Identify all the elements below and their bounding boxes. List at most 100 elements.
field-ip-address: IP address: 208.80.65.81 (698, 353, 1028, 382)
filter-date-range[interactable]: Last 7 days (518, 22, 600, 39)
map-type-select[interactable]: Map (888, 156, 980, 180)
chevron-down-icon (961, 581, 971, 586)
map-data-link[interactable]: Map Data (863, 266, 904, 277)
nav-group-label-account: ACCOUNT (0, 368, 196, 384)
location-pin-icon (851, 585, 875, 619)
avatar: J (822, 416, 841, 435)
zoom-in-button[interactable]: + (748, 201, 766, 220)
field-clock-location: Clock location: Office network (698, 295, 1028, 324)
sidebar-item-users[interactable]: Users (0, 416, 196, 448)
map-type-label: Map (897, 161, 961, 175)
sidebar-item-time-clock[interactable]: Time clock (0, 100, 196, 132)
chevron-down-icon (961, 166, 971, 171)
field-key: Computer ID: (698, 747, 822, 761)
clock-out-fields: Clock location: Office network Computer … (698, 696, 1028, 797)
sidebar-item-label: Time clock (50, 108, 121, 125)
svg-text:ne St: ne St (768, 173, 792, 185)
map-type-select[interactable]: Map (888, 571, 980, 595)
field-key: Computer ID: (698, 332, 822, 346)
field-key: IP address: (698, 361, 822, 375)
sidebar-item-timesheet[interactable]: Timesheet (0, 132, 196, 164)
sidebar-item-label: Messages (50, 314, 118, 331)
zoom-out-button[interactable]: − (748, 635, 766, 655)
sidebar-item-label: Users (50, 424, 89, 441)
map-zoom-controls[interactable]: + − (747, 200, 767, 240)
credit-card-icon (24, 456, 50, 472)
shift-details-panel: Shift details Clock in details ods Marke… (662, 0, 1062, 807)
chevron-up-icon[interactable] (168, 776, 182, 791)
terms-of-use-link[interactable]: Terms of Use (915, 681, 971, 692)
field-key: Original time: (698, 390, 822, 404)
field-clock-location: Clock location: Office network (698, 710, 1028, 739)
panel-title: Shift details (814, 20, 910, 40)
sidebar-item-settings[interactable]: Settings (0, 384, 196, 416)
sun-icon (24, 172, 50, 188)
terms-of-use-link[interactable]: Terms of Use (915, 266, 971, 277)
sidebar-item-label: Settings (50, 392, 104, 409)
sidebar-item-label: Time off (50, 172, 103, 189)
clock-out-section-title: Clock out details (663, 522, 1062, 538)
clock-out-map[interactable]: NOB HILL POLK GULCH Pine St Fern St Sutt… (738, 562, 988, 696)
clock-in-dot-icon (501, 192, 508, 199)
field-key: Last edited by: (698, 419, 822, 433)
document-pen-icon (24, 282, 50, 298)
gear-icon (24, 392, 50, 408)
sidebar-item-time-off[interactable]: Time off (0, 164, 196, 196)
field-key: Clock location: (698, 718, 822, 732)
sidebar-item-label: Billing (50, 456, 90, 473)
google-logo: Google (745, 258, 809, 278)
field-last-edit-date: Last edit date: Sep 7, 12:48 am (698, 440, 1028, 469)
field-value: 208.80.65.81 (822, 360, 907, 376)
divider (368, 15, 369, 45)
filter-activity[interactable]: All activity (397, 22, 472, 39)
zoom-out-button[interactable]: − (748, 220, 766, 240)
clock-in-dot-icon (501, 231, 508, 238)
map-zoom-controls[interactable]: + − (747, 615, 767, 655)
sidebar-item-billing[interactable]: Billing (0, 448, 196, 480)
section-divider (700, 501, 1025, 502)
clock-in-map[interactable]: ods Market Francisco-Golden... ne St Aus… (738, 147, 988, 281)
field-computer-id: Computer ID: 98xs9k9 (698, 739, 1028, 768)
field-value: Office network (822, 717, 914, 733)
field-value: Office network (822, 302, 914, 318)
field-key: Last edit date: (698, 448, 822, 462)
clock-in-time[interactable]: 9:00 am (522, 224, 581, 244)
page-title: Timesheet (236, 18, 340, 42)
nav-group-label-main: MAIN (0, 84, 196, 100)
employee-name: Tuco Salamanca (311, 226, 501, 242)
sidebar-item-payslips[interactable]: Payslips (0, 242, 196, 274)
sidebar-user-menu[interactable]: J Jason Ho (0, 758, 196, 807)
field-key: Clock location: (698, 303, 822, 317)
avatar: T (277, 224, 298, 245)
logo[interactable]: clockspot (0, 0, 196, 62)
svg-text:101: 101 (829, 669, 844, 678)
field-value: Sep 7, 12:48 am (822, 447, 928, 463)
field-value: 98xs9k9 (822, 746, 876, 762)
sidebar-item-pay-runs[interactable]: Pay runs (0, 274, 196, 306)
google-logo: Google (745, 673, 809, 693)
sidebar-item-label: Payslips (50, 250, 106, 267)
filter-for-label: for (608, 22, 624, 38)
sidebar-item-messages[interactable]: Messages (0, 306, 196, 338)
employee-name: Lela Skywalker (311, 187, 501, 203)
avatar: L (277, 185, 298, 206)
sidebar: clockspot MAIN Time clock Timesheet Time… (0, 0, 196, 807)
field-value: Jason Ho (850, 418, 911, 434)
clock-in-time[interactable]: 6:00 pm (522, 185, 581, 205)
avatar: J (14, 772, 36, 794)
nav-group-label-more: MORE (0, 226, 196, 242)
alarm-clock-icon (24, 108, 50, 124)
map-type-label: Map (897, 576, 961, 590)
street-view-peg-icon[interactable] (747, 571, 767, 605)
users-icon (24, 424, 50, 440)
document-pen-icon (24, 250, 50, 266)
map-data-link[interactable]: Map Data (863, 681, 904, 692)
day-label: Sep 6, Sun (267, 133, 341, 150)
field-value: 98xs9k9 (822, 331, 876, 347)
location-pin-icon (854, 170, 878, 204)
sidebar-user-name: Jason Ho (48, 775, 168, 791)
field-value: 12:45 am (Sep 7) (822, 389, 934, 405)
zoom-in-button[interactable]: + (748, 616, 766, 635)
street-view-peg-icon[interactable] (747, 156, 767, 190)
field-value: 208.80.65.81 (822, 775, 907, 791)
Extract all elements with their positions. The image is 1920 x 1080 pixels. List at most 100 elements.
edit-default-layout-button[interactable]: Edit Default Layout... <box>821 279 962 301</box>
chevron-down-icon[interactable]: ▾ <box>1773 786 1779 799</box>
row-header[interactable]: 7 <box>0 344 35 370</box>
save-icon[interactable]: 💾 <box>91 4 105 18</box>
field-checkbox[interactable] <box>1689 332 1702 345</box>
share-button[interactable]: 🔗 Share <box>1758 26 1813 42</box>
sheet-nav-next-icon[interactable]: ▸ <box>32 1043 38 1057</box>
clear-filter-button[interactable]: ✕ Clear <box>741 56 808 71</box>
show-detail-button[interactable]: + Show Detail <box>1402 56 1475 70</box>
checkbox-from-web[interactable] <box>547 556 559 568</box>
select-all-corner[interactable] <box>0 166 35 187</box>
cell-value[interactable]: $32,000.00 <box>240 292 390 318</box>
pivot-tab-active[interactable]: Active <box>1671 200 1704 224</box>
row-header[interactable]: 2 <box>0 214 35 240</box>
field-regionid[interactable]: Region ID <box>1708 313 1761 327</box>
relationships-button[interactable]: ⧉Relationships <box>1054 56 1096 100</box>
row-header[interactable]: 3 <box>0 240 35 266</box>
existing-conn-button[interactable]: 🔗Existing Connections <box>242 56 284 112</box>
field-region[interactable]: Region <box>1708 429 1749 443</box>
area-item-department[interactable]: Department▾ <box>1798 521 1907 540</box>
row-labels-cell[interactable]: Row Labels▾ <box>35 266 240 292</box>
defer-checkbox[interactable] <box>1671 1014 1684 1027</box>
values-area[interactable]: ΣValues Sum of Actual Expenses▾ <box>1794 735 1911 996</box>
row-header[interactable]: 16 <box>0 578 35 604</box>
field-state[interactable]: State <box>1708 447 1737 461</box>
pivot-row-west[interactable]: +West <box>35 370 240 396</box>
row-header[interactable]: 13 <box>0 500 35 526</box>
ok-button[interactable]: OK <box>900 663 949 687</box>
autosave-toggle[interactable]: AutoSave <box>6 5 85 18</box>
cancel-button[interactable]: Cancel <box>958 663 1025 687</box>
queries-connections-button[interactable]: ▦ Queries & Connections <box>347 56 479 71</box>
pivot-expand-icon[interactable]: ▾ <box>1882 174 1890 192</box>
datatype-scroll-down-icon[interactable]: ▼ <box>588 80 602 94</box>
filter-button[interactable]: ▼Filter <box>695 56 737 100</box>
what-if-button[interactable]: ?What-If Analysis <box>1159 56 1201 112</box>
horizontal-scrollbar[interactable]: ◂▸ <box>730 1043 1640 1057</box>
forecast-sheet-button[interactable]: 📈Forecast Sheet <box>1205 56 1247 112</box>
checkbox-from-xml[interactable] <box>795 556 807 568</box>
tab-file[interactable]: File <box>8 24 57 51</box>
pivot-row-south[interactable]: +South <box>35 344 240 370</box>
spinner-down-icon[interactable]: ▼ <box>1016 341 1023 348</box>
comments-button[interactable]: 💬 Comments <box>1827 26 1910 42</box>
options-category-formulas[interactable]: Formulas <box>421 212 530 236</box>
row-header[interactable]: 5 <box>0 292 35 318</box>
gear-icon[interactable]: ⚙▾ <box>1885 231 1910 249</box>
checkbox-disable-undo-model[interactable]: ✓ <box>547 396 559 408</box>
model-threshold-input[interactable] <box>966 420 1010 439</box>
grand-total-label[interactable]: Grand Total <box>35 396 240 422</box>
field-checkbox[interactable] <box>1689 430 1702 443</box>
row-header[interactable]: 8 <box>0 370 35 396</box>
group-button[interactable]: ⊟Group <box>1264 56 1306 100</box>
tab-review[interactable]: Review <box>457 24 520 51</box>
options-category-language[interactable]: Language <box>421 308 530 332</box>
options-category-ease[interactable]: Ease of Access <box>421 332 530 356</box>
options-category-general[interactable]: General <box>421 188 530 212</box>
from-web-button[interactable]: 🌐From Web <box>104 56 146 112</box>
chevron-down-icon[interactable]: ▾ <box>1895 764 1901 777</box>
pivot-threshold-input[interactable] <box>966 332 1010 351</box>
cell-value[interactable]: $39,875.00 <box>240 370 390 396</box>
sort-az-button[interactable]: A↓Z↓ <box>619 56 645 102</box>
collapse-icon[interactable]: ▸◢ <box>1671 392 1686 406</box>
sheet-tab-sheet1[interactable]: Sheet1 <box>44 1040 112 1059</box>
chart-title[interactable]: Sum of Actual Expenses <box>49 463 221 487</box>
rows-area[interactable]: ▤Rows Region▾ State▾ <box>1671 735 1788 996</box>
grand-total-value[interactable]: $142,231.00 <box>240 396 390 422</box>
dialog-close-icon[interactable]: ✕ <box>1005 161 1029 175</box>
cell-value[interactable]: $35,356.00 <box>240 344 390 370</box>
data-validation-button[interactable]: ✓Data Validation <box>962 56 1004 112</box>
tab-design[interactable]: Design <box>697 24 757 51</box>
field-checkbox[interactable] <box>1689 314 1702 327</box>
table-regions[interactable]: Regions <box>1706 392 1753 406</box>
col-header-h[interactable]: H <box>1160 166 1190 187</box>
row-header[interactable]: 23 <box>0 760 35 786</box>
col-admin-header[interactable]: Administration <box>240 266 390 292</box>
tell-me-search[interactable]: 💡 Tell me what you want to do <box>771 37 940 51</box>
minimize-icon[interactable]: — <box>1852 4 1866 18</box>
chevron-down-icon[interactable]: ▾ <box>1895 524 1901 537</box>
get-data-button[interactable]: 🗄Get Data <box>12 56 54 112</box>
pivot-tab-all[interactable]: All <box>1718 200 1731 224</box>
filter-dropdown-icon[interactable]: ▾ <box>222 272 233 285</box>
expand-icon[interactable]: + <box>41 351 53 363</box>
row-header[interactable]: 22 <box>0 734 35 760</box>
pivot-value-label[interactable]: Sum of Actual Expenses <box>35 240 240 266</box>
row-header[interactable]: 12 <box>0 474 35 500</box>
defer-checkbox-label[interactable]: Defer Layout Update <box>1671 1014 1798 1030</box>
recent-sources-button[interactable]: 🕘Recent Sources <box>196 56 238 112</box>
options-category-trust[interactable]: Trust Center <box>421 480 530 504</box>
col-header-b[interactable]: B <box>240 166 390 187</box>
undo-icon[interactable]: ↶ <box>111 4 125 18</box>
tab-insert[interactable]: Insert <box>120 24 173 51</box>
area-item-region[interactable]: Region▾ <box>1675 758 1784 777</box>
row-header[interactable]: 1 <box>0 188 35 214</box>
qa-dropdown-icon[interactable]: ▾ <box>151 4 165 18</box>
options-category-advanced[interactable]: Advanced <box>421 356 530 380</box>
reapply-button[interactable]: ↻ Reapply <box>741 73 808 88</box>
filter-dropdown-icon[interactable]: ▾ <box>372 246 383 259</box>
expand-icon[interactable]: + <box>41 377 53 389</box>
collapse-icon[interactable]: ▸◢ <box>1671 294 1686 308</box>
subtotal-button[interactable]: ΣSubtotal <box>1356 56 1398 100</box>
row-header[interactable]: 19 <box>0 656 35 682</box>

----------

**What needs to be done:** Rewrite the rows from the first one through the line with "field-key: Computer ID: (698, 332, 822, 346)", swapping every "chevron-down-icon" for "caret-down-icon" and changing nothing else.

**Exercise output:**
Identify all the elements below and their bounding boxes. List at most 100 elements.
field-ip-address: IP address: 208.80.65.81 (698, 353, 1028, 382)
filter-date-range[interactable]: Last 7 days (518, 22, 600, 39)
map-type-select[interactable]: Map (888, 156, 980, 180)
caret-down-icon (961, 581, 971, 586)
map-data-link[interactable]: Map Data (863, 266, 904, 277)
nav-group-label-account: ACCOUNT (0, 368, 196, 384)
location-pin-icon (851, 585, 875, 619)
avatar: J (822, 416, 841, 435)
zoom-in-button[interactable]: + (748, 201, 766, 220)
field-clock-location: Clock location: Office network (698, 295, 1028, 324)
sidebar-item-users[interactable]: Users (0, 416, 196, 448)
map-type-label: Map (897, 161, 961, 175)
sidebar-item-time-clock[interactable]: Time clock (0, 100, 196, 132)
caret-down-icon (961, 166, 971, 171)
field-key: Computer ID: (698, 747, 822, 761)
clock-out-fields: Clock location: Office network Computer … (698, 696, 1028, 797)
sidebar-item-label: Time clock (50, 108, 121, 125)
svg-text:ne St: ne St (768, 173, 792, 185)
map-type-select[interactable]: Map (888, 571, 980, 595)
field-key: Computer ID: (698, 332, 822, 346)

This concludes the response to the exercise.